Instructions to follow: Please format the stretch of lines from the one containing "for every button, label, input, icon, or" through the one containing "panel-title: F9 [383, 248, 419, 281]" as a Markdown table with the columns Row and Line, leaving out any blank lines.

[Page element annotations]
# # # # #

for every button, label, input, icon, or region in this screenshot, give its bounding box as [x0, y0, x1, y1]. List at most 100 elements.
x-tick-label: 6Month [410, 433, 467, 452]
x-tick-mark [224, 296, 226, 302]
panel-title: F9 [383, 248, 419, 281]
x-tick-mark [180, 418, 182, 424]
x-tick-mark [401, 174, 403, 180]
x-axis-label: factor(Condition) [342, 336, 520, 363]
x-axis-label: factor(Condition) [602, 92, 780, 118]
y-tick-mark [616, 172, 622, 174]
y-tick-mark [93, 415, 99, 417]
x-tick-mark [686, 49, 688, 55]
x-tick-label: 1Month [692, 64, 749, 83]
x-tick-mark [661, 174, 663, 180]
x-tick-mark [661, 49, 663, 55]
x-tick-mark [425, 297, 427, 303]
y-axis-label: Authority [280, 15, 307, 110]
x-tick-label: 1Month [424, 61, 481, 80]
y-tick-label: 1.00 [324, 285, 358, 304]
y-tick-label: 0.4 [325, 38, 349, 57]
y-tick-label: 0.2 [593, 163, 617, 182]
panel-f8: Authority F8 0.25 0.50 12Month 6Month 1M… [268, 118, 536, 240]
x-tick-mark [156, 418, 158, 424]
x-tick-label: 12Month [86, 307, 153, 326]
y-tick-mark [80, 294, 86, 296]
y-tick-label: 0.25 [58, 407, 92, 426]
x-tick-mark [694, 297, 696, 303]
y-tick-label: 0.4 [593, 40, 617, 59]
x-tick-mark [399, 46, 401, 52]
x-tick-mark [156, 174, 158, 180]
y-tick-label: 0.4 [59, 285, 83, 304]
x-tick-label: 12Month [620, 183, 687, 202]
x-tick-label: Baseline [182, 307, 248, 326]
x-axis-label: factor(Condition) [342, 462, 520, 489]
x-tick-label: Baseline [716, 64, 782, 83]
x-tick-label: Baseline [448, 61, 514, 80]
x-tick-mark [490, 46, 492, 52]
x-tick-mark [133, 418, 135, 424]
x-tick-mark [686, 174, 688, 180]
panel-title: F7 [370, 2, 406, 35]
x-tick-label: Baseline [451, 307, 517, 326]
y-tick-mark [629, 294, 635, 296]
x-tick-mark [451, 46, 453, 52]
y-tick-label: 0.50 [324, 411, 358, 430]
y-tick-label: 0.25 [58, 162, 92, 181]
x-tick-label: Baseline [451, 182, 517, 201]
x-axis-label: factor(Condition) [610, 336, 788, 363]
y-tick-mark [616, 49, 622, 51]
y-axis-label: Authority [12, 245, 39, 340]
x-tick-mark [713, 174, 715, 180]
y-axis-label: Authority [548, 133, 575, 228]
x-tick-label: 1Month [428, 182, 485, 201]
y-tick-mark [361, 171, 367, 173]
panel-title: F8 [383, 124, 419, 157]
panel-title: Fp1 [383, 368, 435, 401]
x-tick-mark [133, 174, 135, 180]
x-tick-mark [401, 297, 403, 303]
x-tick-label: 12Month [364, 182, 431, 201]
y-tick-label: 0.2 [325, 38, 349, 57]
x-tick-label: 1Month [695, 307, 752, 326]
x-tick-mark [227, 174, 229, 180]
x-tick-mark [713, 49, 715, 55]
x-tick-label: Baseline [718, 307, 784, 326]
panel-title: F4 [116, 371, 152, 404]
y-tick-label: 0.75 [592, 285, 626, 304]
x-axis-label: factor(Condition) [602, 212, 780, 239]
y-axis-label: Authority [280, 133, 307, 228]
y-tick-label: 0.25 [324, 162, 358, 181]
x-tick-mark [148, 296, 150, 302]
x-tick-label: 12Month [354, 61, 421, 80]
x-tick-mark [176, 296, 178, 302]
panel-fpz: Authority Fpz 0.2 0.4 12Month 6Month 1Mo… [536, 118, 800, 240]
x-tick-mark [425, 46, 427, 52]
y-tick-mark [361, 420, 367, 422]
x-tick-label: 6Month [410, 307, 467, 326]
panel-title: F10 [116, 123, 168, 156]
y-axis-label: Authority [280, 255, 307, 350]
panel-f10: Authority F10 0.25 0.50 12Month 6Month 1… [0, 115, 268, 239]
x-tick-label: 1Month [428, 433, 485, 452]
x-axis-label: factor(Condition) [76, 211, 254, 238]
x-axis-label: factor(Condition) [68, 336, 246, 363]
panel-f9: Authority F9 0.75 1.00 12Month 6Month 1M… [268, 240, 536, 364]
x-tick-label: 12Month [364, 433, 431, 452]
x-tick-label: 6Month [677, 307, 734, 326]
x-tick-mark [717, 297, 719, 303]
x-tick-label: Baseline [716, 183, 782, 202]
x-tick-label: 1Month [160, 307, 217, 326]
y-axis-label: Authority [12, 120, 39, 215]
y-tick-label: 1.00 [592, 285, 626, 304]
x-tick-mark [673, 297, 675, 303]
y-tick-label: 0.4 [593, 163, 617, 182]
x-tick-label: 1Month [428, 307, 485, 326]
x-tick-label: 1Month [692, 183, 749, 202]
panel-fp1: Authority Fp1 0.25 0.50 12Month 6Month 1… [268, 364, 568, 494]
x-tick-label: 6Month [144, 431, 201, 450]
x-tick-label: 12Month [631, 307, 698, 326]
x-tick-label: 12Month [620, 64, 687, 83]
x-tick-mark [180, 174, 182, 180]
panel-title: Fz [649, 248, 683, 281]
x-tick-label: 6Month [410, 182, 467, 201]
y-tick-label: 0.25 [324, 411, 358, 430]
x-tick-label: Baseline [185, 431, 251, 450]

# # # # #

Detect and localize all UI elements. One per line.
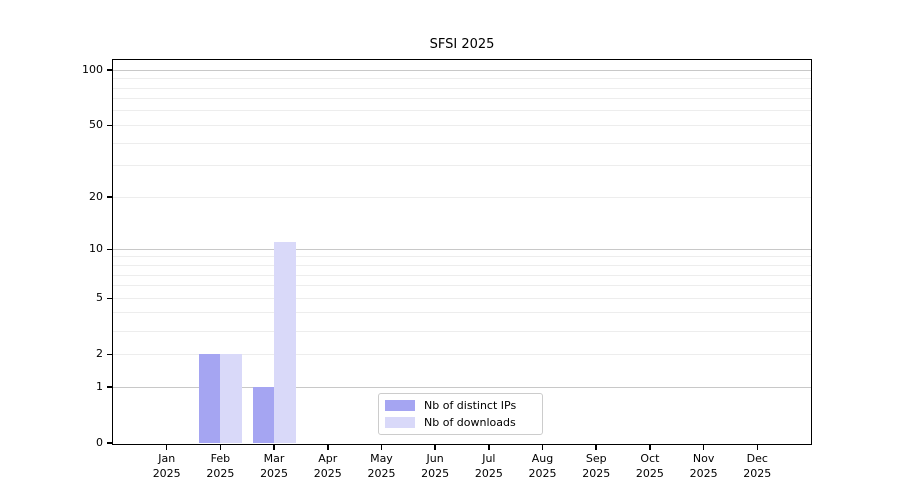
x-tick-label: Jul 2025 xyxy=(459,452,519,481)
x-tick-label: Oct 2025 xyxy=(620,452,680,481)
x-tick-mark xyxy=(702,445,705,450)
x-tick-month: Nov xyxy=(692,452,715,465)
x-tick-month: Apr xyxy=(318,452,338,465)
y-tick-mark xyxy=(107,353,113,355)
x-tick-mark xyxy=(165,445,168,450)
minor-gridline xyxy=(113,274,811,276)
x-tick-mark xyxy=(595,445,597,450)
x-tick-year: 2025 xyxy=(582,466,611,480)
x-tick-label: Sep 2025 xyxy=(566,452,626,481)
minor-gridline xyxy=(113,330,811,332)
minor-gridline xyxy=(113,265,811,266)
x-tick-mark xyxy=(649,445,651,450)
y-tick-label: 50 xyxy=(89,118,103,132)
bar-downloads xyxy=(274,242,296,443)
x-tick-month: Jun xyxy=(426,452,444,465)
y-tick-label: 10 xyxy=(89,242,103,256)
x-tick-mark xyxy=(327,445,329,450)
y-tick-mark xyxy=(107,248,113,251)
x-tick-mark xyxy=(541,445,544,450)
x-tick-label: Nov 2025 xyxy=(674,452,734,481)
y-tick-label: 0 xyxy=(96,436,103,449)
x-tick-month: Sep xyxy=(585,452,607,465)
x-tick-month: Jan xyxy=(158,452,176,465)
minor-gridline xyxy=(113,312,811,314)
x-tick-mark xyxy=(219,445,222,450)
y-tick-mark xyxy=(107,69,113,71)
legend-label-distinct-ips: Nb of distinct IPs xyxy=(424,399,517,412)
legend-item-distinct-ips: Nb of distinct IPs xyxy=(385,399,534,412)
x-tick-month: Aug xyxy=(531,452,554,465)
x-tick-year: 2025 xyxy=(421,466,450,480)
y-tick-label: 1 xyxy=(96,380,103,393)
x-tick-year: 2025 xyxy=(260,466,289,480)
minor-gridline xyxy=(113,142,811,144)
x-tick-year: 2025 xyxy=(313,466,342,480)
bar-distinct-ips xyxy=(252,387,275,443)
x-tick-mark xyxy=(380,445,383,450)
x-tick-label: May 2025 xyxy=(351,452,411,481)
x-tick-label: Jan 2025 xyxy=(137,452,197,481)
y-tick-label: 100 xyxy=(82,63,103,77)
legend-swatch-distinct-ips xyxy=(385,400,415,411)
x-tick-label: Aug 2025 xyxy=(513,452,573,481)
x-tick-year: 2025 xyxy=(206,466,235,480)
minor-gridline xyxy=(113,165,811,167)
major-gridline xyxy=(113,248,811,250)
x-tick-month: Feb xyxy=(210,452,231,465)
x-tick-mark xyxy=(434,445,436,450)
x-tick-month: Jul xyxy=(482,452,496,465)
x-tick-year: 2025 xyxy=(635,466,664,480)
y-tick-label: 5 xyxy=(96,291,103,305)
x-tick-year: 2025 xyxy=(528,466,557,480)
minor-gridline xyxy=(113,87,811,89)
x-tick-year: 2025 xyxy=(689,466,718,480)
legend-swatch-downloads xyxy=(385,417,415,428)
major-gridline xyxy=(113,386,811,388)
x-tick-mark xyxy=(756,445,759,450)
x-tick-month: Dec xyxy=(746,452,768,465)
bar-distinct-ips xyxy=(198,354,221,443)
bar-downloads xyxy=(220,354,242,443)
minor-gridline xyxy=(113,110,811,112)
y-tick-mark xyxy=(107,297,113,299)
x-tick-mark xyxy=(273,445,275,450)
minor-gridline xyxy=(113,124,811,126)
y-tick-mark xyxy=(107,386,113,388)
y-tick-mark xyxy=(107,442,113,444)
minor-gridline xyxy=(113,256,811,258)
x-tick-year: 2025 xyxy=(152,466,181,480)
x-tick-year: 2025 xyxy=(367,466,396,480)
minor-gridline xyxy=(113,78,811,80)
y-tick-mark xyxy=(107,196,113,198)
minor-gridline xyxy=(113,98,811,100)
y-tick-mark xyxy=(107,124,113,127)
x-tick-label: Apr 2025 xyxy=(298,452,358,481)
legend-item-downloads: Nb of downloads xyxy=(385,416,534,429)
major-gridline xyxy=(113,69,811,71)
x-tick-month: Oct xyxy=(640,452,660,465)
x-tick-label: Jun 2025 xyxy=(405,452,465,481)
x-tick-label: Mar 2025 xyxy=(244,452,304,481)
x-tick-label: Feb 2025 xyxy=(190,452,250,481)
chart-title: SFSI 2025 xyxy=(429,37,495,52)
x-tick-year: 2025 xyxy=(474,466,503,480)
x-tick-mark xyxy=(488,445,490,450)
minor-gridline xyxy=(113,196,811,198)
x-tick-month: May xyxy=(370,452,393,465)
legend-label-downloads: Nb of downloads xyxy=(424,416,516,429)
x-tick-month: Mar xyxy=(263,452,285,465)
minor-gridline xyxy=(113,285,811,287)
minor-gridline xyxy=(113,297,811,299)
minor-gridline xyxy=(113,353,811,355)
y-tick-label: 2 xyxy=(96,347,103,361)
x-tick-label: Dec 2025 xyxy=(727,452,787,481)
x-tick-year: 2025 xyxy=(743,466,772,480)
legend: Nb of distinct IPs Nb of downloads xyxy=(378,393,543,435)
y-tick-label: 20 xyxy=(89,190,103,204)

# # # # #

Response to this task:
| Row | Line |
|---|---|
| 1 | for every button, label, input, icon, or region in this screenshot, give its bounding box as [x0, y0, x1, y1]. List at most 100 elements. |
| 2 | x-tick-label: 6Month [410, 433, 467, 452] |
| 3 | x-tick-mark [224, 296, 226, 302] |
| 4 | panel-title: F9 [383, 248, 419, 281] |